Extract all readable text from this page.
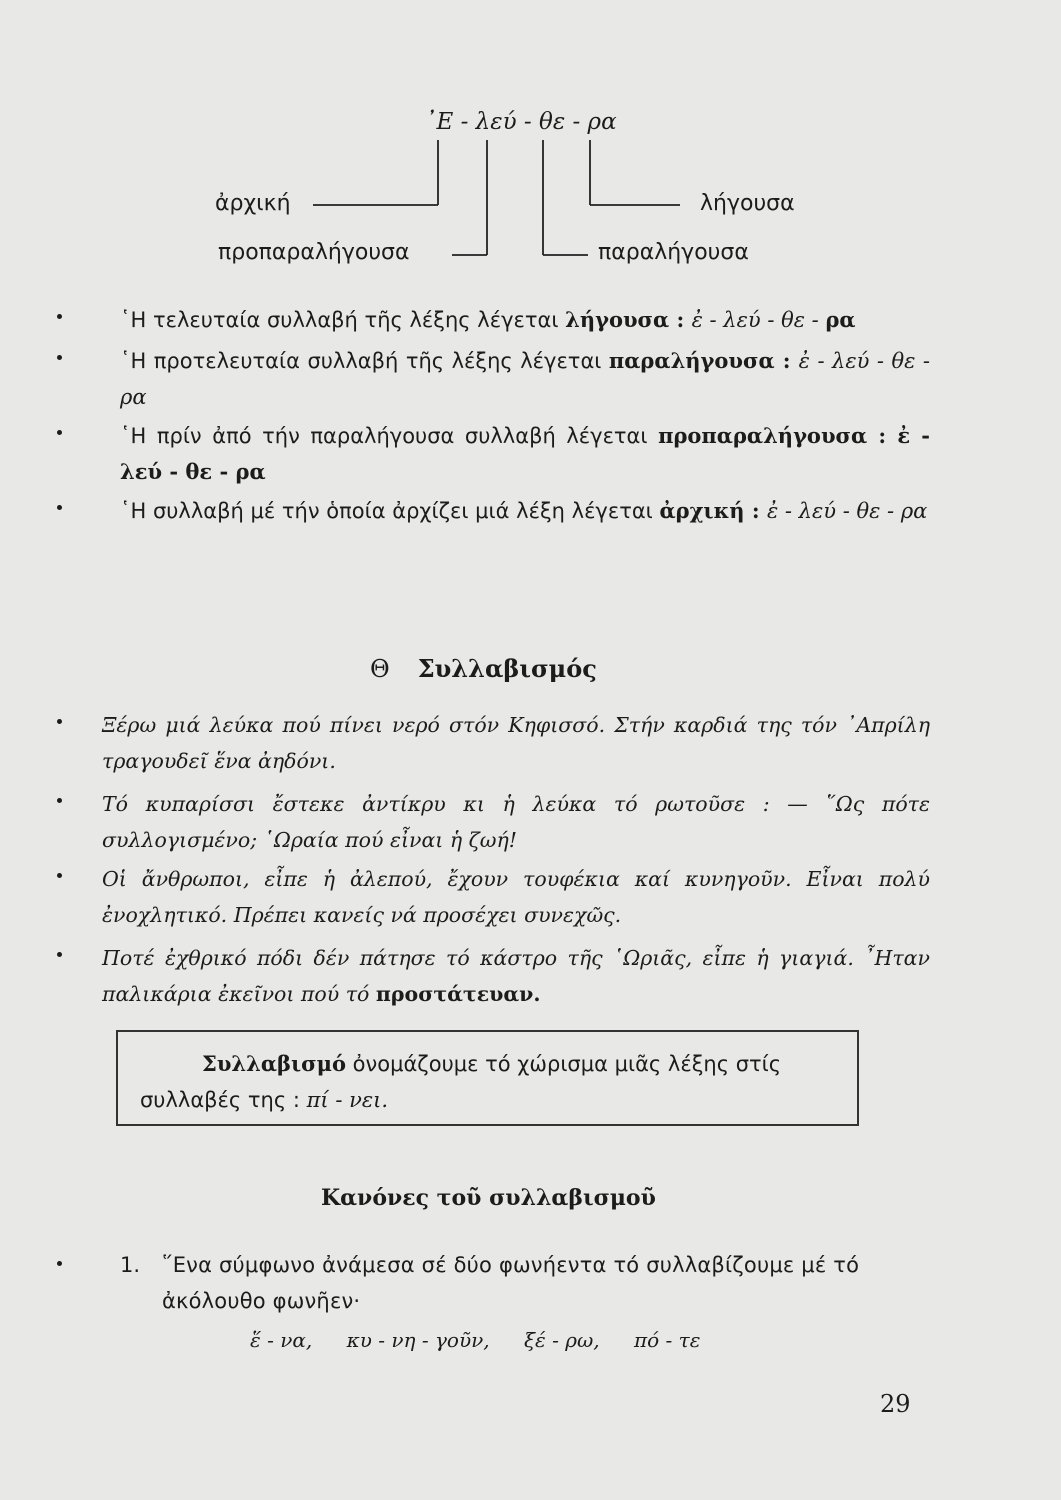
᾿Ε - λεύ - θε - ρα
ἀρχική
προπαραλήγουσα
λήγουσα
παραλήγουσα

῾Η τελευταία συλλαβή τῆς λέξης λέγεται λήγουσα : ἐ - λεύ - θε - ρα

῾Η προτελευταία συλλαβή τῆς λέξης λέγεται παραλήγουσα : ἐ - λεύ - θε - ρα

῾Η πρίν ἀπό τήν παραλήγουσα συλλαβή λέγεται προπαραλήγουσα : ἐ - λεύ - θε - ρα

῾Η συλλαβή μέ τήν ὁποία ἀρχίζει μιά λέξη λέγεται ἀρχική : ἐ - λεύ - θε - ρα

Θ Συλλαβισμός

Ξέρω μιά λεύκα πού πίνει νερό στόν Κηφισσό. Στήν καρδιά της τόν ᾿Απρίλη τραγουδεῖ ἕνα ἀηδόνι.

Τό κυπαρίσσι ἔστεκε ἀντίκρυ κι ἡ λεύκα τό ρωτοῦσε : — ῞Ως πότε συλλογισμένο; ῾Ωραία πού εἶναι ἡ ζωή!

Οἱ ἄνθρωποι, εἶπε ἡ ἀλεπού, ἔχουν τουφέκια καί κυνηγοῦν. Εἶναι πολύ ἐνοχλητικό. Πρέπει κανείς νά προσέχει συνεχῶς.

Ποτέ ἐχθρικό πόδι δέν πάτησε τό κάστρο τῆς ῾Ωριᾶς, εἶπε ἡ γιαγιά. ῏Ηταν παλικάρια ἐκεῖνοι πού τό προστάτευαν.

Συλλαβισμό ὀνομάζουμε τό χώρισμα μιᾶς λέξης στίς συλλαβές της : πί - νει.
Κανόνες τοῦ συλλαβισμοῦ
1.	῞Ενα σύμφωνο ἀνάμεσα σέ δύο φωνήεντα τό συλλαβίζουμε μέ τό ἀκόλουθο φωνῆεν·
ἕ - να, κυ - νη - γοῦν, ξέ - ρω, πό - τε
29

= = =

How many of the lines above contain the string "ἀρχική"? Give the number only.

2